Collected data entries:
--- begin ---
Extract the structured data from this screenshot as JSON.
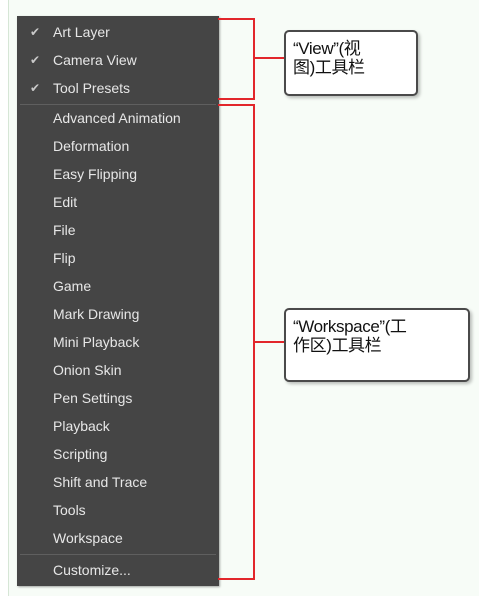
{
  "menu": {
    "view_items": [
      {
        "label": "Art Layer",
        "checked": true
      },
      {
        "label": "Camera View",
        "checked": true
      },
      {
        "label": "Tool Presets",
        "checked": true
      }
    ],
    "workspace_items": [
      {
        "label": "Advanced Animation"
      },
      {
        "label": "Deformation"
      },
      {
        "label": "Easy Flipping"
      },
      {
        "label": "Edit"
      },
      {
        "label": "File"
      },
      {
        "label": "Flip"
      },
      {
        "label": "Game"
      },
      {
        "label": "Mark Drawing"
      },
      {
        "label": "Mini Playback"
      },
      {
        "label": "Onion Skin"
      },
      {
        "label": "Pen Settings"
      },
      {
        "label": "Playback"
      },
      {
        "label": "Scripting"
      },
      {
        "label": "Shift and Trace"
      },
      {
        "label": "Tools"
      },
      {
        "label": "Workspace"
      }
    ],
    "customize_label": "Customize...",
    "check_glyph": "✔"
  },
  "callouts": {
    "view": {
      "line1": "“View”(视",
      "line2": "图)工具栏"
    },
    "workspace": {
      "line1": "“Workspace”(工",
      "line2": "作区)工具栏"
    }
  },
  "colors": {
    "menu_bg": "#454545",
    "menu_text": "#e7e7e7",
    "bracket": "#e2262b",
    "page_bg": "#f7fcf7"
  }
}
--- end ---
**TASK DIRECTIONS**
Reproduce all of the data exactly, omitting each picture it holds.

**RESULT OF THE TASK**
Extract the structured data from this screenshot as JSON.
{
  "menu": {
    "view_items": [
      {
        "label": "Art Layer",
        "checked": true
      },
      {
        "label": "Camera View",
        "checked": true
      },
      {
        "label": "Tool Presets",
        "checked": true
      }
    ],
    "workspace_items": [
      {
        "label": "Advanced Animation"
      },
      {
        "label": "Deformation"
      },
      {
        "label": "Easy Flipping"
      },
      {
        "label": "Edit"
      },
      {
        "label": "File"
      },
      {
        "label": "Flip"
      },
      {
        "label": "Game"
      },
      {
        "label": "Mark Drawing"
      },
      {
        "label": "Mini Playback"
      },
      {
        "label": "Onion Skin"
      },
      {
        "label": "Pen Settings"
      },
      {
        "label": "Playback"
      },
      {
        "label": "Scripting"
      },
      {
        "label": "Shift and Trace"
      },
      {
        "label": "Tools"
      },
      {
        "label": "Workspace"
      }
    ],
    "customize_label": "Customize...",
    "check_glyph": "✔"
  },
  "callouts": {
    "view": {
      "line1": "“View”(视",
      "line2": "图)工具栏"
    },
    "workspace": {
      "line1": "“Workspace”(工",
      "line2": "作区)工具栏"
    }
  },
  "colors": {
    "menu_bg": "#454545",
    "menu_text": "#e7e7e7",
    "bracket": "#e2262b",
    "page_bg": "#f7fcf7"
  }
}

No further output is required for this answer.